(Dataset excerpt)
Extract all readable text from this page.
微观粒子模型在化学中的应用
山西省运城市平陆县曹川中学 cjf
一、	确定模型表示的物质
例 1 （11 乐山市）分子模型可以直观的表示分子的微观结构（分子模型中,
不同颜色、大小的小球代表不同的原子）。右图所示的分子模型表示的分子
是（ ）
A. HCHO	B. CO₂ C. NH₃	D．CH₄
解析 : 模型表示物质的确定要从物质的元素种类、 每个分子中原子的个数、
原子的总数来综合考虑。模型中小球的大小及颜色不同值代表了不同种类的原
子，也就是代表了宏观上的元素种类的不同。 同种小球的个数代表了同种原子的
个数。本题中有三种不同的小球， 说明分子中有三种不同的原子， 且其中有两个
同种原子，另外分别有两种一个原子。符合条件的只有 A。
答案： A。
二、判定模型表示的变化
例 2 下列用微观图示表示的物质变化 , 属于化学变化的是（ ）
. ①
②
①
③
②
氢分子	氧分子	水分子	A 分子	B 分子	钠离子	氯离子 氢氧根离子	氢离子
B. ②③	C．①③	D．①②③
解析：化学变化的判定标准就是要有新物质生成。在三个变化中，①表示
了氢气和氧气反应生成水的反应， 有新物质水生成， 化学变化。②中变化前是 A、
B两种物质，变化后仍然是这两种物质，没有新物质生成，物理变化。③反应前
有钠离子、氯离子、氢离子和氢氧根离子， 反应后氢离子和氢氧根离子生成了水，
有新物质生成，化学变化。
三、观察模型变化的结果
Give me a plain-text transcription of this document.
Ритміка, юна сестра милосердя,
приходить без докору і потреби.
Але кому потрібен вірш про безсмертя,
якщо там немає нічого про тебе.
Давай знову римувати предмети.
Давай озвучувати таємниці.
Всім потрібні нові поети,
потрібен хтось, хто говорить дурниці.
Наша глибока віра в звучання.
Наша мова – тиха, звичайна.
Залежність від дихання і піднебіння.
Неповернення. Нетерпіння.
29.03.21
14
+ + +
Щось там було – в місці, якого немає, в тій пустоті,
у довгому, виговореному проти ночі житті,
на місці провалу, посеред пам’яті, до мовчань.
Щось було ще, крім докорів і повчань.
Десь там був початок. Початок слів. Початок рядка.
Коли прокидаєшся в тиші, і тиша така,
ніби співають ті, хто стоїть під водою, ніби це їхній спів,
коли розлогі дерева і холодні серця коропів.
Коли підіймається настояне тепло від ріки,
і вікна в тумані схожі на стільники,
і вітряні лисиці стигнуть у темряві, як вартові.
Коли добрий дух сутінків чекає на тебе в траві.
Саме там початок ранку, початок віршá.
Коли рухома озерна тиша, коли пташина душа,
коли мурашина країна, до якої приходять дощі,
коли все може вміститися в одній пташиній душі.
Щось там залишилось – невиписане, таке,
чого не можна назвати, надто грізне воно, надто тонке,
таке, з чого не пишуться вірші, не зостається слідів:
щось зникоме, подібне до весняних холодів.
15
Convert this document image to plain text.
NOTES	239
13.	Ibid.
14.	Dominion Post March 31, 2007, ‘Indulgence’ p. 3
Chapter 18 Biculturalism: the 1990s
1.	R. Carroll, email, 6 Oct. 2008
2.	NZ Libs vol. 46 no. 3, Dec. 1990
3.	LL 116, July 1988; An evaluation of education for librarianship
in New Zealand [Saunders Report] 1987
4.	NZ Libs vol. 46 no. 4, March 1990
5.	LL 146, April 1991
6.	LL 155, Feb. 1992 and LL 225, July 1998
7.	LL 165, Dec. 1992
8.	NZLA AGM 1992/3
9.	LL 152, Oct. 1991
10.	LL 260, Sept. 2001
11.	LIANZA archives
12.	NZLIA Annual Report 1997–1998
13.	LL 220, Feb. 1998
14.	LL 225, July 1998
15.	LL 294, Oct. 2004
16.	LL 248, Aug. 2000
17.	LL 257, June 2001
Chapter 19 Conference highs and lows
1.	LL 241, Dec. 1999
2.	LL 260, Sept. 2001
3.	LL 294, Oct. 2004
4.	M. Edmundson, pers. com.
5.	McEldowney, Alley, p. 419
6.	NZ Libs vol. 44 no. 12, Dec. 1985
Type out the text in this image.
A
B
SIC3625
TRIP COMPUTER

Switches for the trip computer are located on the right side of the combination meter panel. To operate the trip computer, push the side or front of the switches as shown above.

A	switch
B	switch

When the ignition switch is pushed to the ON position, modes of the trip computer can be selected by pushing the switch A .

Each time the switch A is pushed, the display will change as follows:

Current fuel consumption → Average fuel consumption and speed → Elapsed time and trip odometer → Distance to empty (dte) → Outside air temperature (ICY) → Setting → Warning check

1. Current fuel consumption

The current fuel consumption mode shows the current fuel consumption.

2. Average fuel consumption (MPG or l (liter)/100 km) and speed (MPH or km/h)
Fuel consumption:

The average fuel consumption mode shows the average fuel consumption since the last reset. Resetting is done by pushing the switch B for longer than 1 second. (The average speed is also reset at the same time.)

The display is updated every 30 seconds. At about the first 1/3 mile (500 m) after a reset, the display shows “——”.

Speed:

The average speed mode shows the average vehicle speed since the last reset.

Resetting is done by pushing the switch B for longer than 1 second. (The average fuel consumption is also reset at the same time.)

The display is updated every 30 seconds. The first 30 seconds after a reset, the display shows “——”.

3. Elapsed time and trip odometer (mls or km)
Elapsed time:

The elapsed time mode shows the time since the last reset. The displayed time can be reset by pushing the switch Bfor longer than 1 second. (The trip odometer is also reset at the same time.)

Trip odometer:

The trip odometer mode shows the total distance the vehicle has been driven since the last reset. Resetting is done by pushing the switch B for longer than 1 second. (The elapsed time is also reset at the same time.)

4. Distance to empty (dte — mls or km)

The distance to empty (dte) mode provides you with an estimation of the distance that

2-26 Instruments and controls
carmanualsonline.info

- [Task statement]
Copy out the material word for word and line for line.

- [Output of the task]
Extract all readable text from this page.
微观粒子模型在化学中的应用
山西省运城市平陆县曹川中学 cjf
一、	确定模型表示的物质
例 1 （11 乐山市）分子模型可以直观的表示分子的微观结构（分子模型中,
不同颜色、大小的小球代表不同的原子）。右图所示的分子模型表示的分子
是（ ）
A. HCHO	B. CO₂ C. NH₃	D．CH₄
解析 : 模型表示物质的确定要从物质的元素种类、 每个分子中原子的个数、
原子的总数来综合考虑。模型中小球的大小及颜色不同值代表了不同种类的原
子，也就是代表了宏观上的元素种类的不同。 同种小球的个数代表了同种原子的
个数。本题中有三种不同的小球， 说明分子中有三种不同的原子， 且其中有两个
同种原子，另外分别有两种一个原子。符合条件的只有 A。
答案： A。
二、判定模型表示的变化
例 2 下列用微观图示表示的物质变化 , 属于化学变化的是（ ）
. ①
②
①
③
②
氢分子	氧分子	水分子	A 分子	B 分子	钠离子	氯离子 氢氧根离子	氢离子
B. ②③	C．①③	D．①②③
解析：化学变化的判定标准就是要有新物质生成。在三个变化中，①表示
了氢气和氧气反应生成水的反应， 有新物质水生成， 化学变化。②中变化前是 A、
B两种物质，变化后仍然是这两种物质，没有新物质生成，物理变化。③反应前
有钠离子、氯离子、氢离子和氢氧根离子， 反应后氢离子和氢氧根离子生成了水，
有新物质生成，化学变化。
三、观察模型变化的结果
Give me a plain-text transcription of this document.
Ритміка, юна сестра милосердя,
приходить без докору і потреби.
Але кому потрібен вірш про безсмертя,
якщо там немає нічого про тебе.
Давай знову римувати предмети.
Давай озвучувати таємниці.
Всім потрібні нові поети,
потрібен хтось, хто говорить дурниці.
Наша глибока віра в звучання.
Наша мова – тиха, звичайна.
Залежність від дихання і піднебіння.
Неповернення. Нетерпіння.
29.03.21
14
+ + +
Щось там було – в місці, якого немає, в тій пустоті,
у довгому, виговореному проти ночі житті,
на місці провалу, посеред пам’яті, до мовчань.
Щось було ще, крім докорів і повчань.
Десь там був початок. Початок слів. Початок рядка.
Коли прокидаєшся в тиші, і тиша така,
ніби співають ті, хто стоїть під водою, ніби це їхній спів,
коли розлогі дерева і холодні серця коропів.
Коли підіймається настояне тепло від ріки,
і вікна в тумані схожі на стільники,
і вітряні лисиці стигнуть у темряві, як вартові.
Коли добрий дух сутінків чекає на тебе в траві.
Саме там початок ранку, початок віршá.
Коли рухома озерна тиша, коли пташина душа,
коли мурашина країна, до якої приходять дощі,
коли все може вміститися в одній пташиній душі.
Щось там залишилось – невиписане, таке,
чого не можна назвати, надто грізне воно, надто тонке,
таке, з чого не пишуться вірші, не зостається слідів:
щось зникоме, подібне до весняних холодів.
15
Convert this document image to plain text.
NOTES	239
13.	Ibid.
14.	Dominion Post March 31, 2007, ‘Indulgence’ p. 3
Chapter 18 Biculturalism: the 1990s
1.	R. Carroll, email, 6 Oct. 2008
2.	NZ Libs vol. 46 no. 3, Dec. 1990
3.	LL 116, July 1988; An evaluation of education for librarianship
in New Zealand [Saunders Report] 1987
4.	NZ Libs vol. 46 no. 4, March 1990
5.	LL 146, April 1991
6.	LL 155, Feb. 1992 and LL 225, July 1998
7.	LL 165, Dec. 1992
8.	NZLA AGM 1992/3
9.	LL 152, Oct. 1991
10.	LL 260, Sept. 2001
11.	LIANZA archives
12.	NZLIA Annual Report 1997–1998
13.	LL 220, Feb. 1998
14.	LL 225, July 1998
15.	LL 294, Oct. 2004
16.	LL 248, Aug. 2000
17.	LL 257, June 2001
Chapter 19 Conference highs and lows
1.	LL 241, Dec. 1999
2.	LL 260, Sept. 2001
3.	LL 294, Oct. 2004
4.	M. Edmundson, pers. com.
5.	McEldowney, Alley, p. 419
6.	NZ Libs vol. 44 no. 12, Dec. 1985
Type out the text in this image.
A
B
SIC3625
TRIP COMPUTER

Switches for the trip computer are located on the right side of the combination meter panel. To operate the trip computer, push the side or front of the switches as shown above.

A	switch
B	switch

When the ignition switch is pushed to the ON position, modes of the trip computer can be selected by pushing the switch A .

Each time the switch A is pushed, the display will change as follows:

Current fuel consumption → Average fuel consumption and speed → Elapsed time and trip odometer → Distance to empty (dte) → Outside air temperature (ICY) → Setting → Warning check

1. Current fuel consumption

The current fuel consumption mode shows the current fuel consumption.

2. Average fuel consumption (MPG or l (liter)/100 km) and speed (MPH or km/h)
Fuel consumption:

The average fuel consumption mode shows the average fuel consumption since the last reset. Resetting is done by pushing the switch B for longer than 1 second. (The average speed is also reset at the same time.)

The display is updated every 30 seconds. At about the first 1/3 mile (500 m) after a reset, the display shows “——”.

Speed:

The average speed mode shows the average vehicle speed since the last reset.

Resetting is done by pushing the switch B for longer than 1 second. (The average fuel consumption is also reset at the same time.)

The display is updated every 30 seconds. The first 30 seconds after a reset, the display shows “——”.

3. Elapsed time and trip odometer (mls or km)
Elapsed time:

The elapsed time mode shows the time since the last reset. The displayed time can be reset by pushing the switch Bfor longer than 1 second. (The trip odometer is also reset at the same time.)

Trip odometer:

The trip odometer mode shows the total distance the vehicle has been driven since the last reset. Resetting is done by pushing the switch B for longer than 1 second. (The elapsed time is also reset at the same time.)

4. Distance to empty (dte — mls or km)

The distance to empty (dte) mode provides you with an estimation of the distance that

2-26 Instruments and controls
carmanualsonline.info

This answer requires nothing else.